- **To do**: Transcribe the listing word for word.

- **Listed entries**:
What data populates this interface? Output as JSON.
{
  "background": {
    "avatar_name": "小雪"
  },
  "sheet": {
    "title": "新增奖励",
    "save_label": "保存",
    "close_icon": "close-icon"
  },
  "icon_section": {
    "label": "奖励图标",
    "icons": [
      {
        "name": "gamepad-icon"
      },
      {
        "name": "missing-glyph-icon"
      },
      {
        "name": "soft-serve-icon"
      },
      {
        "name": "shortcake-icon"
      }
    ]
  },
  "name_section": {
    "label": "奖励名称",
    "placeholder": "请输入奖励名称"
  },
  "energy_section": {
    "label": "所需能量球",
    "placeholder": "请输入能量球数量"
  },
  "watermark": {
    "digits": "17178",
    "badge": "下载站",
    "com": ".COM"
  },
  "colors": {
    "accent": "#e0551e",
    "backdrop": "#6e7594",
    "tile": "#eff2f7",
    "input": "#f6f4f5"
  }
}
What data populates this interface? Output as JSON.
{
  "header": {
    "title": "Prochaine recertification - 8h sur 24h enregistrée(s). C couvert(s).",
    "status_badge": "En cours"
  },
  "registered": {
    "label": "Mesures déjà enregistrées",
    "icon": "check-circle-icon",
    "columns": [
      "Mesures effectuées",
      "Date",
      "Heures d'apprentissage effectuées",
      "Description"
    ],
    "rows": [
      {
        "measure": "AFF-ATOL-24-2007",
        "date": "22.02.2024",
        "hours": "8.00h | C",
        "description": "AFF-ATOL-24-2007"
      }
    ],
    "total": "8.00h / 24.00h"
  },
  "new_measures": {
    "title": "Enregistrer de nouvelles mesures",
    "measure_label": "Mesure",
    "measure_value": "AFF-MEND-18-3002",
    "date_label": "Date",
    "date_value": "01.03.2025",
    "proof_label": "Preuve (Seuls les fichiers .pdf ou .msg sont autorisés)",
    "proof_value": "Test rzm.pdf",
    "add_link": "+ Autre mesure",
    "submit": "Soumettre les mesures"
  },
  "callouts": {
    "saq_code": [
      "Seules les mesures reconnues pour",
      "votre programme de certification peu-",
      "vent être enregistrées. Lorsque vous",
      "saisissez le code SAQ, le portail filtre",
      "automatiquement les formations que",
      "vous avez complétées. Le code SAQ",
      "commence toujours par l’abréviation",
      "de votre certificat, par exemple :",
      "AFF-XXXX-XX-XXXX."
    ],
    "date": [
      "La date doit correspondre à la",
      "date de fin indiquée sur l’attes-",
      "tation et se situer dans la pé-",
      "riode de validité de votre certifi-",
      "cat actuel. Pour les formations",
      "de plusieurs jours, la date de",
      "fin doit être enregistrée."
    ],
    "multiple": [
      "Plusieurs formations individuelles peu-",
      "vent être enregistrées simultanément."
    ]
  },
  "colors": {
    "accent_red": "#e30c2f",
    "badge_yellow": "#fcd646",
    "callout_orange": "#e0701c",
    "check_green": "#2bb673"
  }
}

- **Result of this task**:
What data populates this interface? Output as JSON.
{
  "background": {
    "avatar_name": "小雪"
  },
  "sheet": {
    "title": "新增奖励",
    "save_label": "保存",
    "close_icon": "close-icon"
  },
  "icon_section": {
    "label": "奖励图标",
    "icons": [
      {
        "name": "gamepad-icon"
      },
      {
        "name": "missing-glyph-icon"
      },
      {
        "name": "soft-serve-icon"
      },
      {
        "name": "shortcake-icon"
      }
    ]
  },
  "name_section": {
    "label": "奖励名称",
    "placeholder": "请输入奖励名称"
  },
  "energy_section": {
    "label": "所需能量球",
    "placeholder": "请输入能量球数量"
  },
  "watermark": {
    "digits": "17178",
    "badge": "下载站",
    "com": ".COM"
  },
  "colors": {
    "accent": "#e0551e",
    "backdrop": "#6e7594",
    "tile": "#eff2f7",
    "input": "#f6f4f5"
  }
}
What data populates this interface? Output as JSON.
{
  "header": {
    "title": "Prochaine recertification - 8h sur 24h enregistrée(s). C couvert(s).",
    "status_badge": "En cours"
  },
  "registered": {
    "label": "Mesures déjà enregistrées",
    "icon": "check-circle-icon",
    "columns": [
      "Mesures effectuées",
      "Date",
      "Heures d'apprentissage effectuées",
      "Description"
    ],
    "rows": [
      {
        "measure": "AFF-ATOL-24-2007",
        "date": "22.02.2024",
        "hours": "8.00h | C",
        "description": "AFF-ATOL-24-2007"
      }
    ],
    "total": "8.00h / 24.00h"
  },
  "new_measures": {
    "title": "Enregistrer de nouvelles mesures",
    "measure_label": "Mesure",
    "measure_value": "AFF-MEND-18-3002",
    "date_label": "Date",
    "date_value": "01.03.2025",
    "proof_label": "Preuve (Seuls les fichiers .pdf ou .msg sont autorisés)",
    "proof_value": "Test rzm.pdf",
    "add_link": "+ Autre mesure",
    "submit": "Soumettre les mesures"
  },
  "callouts": {
    "saq_code": [
      "Seules les mesures reconnues pour",
      "votre programme de certification peu-",
      "vent être enregistrées. Lorsque vous",
      "saisissez le code SAQ, le portail filtre",
      "automatiquement les formations que",
      "vous avez complétées. Le code SAQ",
      "commence toujours par l’abréviation",
      "de votre certificat, par exemple :",
      "AFF-XXXX-XX-XXXX."
    ],
    "date": [
      "La date doit correspondre à la",
      "date de fin indiquée sur l’attes-",
      "tation et se situer dans la pé-",
      "riode de validité de votre certifi-",
      "cat actuel. Pour les formations",
      "de plusieurs jours, la date de",
      "fin doit être enregistrée."
    ],
    "multiple": [
      "Plusieurs formations individuelles peu-",
      "vent être enregistrées simultanément."
    ]
  },
  "colors": {
    "accent_red": "#e30c2f",
    "badge_yellow": "#fcd646",
    "callout_orange": "#e0701c",
    "check_green": "#2bb673"
  }
}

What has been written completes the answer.